== Goal ==
Provide the number of lines where the word "Análise" occurs, and no other text.
########
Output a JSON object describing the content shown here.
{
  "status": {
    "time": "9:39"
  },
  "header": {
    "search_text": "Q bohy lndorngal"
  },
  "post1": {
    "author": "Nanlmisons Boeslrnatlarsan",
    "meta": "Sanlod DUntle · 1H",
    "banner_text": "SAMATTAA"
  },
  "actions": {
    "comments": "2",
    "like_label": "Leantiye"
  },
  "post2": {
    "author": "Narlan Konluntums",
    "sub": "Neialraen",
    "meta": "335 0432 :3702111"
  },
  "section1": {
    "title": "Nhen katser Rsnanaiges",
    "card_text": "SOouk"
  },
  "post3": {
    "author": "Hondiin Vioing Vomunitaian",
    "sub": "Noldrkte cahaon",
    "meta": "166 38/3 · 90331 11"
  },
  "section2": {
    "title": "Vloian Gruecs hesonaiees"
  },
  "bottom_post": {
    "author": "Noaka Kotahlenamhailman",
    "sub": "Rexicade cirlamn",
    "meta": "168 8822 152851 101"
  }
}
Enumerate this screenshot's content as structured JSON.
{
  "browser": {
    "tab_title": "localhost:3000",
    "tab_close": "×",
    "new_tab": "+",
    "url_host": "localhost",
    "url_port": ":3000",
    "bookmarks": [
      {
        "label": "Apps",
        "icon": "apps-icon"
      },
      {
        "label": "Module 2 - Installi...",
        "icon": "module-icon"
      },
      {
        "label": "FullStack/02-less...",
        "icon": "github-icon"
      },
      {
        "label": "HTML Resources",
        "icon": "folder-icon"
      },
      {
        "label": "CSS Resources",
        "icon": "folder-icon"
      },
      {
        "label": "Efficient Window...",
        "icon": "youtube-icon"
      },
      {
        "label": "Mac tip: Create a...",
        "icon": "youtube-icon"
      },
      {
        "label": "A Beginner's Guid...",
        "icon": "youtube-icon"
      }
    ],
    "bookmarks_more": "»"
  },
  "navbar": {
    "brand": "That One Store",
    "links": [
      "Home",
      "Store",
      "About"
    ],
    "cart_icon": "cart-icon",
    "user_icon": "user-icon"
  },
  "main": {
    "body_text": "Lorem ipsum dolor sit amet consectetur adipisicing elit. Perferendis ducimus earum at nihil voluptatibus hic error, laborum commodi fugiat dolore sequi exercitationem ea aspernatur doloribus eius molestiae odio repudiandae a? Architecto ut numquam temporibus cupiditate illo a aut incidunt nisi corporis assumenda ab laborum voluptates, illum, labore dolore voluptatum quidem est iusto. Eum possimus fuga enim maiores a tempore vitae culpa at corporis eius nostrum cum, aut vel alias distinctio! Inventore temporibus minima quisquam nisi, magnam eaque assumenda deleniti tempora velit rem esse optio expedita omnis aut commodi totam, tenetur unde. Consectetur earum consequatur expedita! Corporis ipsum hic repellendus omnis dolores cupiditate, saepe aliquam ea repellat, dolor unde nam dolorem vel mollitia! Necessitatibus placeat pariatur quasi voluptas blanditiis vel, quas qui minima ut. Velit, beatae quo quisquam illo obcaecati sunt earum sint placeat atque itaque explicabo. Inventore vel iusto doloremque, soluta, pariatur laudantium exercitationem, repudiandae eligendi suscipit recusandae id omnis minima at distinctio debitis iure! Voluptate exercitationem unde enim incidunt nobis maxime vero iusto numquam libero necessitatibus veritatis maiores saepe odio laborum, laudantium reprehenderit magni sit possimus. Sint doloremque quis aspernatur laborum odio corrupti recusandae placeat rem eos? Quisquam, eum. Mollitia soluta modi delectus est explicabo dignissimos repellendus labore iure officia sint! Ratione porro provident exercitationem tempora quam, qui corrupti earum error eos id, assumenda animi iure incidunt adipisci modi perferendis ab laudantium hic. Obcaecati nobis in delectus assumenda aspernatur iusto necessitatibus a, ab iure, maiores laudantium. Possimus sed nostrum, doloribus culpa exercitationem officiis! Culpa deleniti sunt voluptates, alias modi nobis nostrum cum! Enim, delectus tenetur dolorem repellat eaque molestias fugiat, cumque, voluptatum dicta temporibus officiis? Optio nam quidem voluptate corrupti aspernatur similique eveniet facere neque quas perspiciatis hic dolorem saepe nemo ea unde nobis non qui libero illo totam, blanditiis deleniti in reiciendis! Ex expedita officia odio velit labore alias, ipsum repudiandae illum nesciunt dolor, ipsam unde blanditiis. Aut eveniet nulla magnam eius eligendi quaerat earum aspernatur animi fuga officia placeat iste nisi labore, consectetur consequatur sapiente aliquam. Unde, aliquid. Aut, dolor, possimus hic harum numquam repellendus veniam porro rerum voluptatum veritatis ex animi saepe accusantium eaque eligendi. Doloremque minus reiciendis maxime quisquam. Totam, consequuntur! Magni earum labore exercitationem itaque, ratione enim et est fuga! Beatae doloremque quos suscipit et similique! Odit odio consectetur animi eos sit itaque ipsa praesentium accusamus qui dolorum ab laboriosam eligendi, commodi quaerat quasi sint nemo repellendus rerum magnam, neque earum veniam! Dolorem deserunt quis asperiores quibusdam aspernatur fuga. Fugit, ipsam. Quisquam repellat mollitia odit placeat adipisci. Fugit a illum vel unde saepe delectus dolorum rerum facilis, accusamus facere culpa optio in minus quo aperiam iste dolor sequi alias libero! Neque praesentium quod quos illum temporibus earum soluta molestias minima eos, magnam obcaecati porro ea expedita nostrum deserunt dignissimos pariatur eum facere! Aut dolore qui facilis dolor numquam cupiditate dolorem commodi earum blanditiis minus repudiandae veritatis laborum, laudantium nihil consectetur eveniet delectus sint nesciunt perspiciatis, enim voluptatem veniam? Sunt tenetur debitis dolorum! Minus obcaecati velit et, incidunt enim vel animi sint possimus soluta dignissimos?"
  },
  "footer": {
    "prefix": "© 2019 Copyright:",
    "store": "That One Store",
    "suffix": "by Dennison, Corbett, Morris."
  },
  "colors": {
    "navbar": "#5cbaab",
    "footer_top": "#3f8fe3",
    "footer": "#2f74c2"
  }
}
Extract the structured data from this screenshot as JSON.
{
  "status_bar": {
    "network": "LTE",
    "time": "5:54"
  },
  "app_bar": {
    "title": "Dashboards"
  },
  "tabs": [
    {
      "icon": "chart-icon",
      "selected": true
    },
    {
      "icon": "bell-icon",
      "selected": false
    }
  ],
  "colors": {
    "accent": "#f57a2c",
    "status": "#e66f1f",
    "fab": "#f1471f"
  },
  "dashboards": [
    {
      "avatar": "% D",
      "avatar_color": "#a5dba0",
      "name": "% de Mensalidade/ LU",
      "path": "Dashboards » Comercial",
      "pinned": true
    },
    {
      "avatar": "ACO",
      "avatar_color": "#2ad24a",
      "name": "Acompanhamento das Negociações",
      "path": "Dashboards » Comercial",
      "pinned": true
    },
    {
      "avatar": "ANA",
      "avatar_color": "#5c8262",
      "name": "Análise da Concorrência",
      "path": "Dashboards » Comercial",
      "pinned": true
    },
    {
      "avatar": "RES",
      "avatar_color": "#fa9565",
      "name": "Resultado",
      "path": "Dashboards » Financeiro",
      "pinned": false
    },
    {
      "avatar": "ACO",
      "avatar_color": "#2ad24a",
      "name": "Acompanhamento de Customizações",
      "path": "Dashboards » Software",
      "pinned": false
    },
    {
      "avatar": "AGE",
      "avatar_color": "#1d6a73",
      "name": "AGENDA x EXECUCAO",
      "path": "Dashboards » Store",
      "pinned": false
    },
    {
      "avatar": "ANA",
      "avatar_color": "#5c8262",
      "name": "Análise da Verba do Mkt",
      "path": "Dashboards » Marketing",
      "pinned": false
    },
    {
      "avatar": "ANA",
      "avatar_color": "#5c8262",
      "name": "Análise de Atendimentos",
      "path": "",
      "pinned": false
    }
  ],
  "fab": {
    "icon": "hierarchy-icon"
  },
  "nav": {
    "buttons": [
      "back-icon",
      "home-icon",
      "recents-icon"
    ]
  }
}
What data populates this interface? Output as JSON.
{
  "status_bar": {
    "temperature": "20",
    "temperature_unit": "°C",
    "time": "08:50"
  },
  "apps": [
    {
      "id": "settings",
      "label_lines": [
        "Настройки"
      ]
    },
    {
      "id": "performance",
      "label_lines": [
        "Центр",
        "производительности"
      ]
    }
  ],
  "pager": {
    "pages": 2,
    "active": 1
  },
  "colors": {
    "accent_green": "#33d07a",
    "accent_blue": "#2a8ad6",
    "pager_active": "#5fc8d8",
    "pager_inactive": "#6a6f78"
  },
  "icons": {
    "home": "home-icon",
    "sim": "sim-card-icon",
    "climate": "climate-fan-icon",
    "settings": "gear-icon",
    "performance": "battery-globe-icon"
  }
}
########
== Result of the task ==
3